▶ WHAT THE TASK ASKS
Retype, without alteration, each line from the line containing "Read out every word on this page." to the final line of the records.

▶ THE INPUT
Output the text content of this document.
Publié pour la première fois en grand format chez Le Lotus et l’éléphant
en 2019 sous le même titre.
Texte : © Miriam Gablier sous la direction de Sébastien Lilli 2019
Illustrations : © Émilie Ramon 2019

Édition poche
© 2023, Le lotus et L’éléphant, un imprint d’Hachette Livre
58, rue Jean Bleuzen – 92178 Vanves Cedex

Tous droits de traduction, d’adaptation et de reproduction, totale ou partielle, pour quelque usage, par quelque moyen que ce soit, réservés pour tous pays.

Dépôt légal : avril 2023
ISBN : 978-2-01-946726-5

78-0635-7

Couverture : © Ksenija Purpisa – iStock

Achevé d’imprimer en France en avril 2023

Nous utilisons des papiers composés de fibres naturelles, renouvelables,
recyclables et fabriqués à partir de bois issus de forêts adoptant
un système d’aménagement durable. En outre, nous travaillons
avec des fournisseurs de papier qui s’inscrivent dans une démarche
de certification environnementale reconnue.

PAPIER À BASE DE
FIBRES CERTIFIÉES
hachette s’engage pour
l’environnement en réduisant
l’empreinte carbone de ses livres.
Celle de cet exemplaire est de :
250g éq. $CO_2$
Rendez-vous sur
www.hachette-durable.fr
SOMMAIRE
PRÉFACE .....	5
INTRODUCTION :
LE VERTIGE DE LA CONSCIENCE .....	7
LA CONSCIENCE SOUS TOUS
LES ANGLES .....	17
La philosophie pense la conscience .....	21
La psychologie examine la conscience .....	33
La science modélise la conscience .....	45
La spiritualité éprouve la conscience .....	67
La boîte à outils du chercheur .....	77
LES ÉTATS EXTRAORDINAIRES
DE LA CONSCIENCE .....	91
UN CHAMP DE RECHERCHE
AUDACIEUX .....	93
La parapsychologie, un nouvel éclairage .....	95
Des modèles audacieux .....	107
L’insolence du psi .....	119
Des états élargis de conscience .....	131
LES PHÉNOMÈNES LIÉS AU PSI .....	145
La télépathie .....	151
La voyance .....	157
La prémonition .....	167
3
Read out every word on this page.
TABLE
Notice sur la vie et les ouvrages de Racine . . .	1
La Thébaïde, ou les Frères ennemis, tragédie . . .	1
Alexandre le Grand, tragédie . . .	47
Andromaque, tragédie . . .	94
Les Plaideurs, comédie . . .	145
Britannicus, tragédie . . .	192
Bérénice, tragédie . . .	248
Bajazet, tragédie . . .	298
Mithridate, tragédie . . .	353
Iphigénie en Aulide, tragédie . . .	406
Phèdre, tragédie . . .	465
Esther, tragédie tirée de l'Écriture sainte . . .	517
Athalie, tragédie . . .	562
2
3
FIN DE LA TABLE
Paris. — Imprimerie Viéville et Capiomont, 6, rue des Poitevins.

▶ RESPONSE FOR THIS EXERCISE
Read out every word on this page.
TABLE
Notice sur la vie et les ouvrages de Racine . . .	1
La Thébaïde, ou les Frères ennemis, tragédie . . .	1
Alexandre le Grand, tragédie . . .	47
Andromaque, tragédie . . .	94
Les Plaideurs, comédie . . .	145
Britannicus, tragédie . . .	192
Bérénice, tragédie . . .	248
Bajazet, tragédie . . .	298
Mithridate, tragédie . . .	353
Iphigénie en Aulide, tragédie . . .	406
Phèdre, tragédie . . .	465
Esther, tragédie tirée de l'Écriture sainte . . .	517
Athalie, tragédie . . .	562
2
3
FIN DE LA TABLE
Paris. — Imprimerie Viéville et Capiomont, 6, rue des Poitevins.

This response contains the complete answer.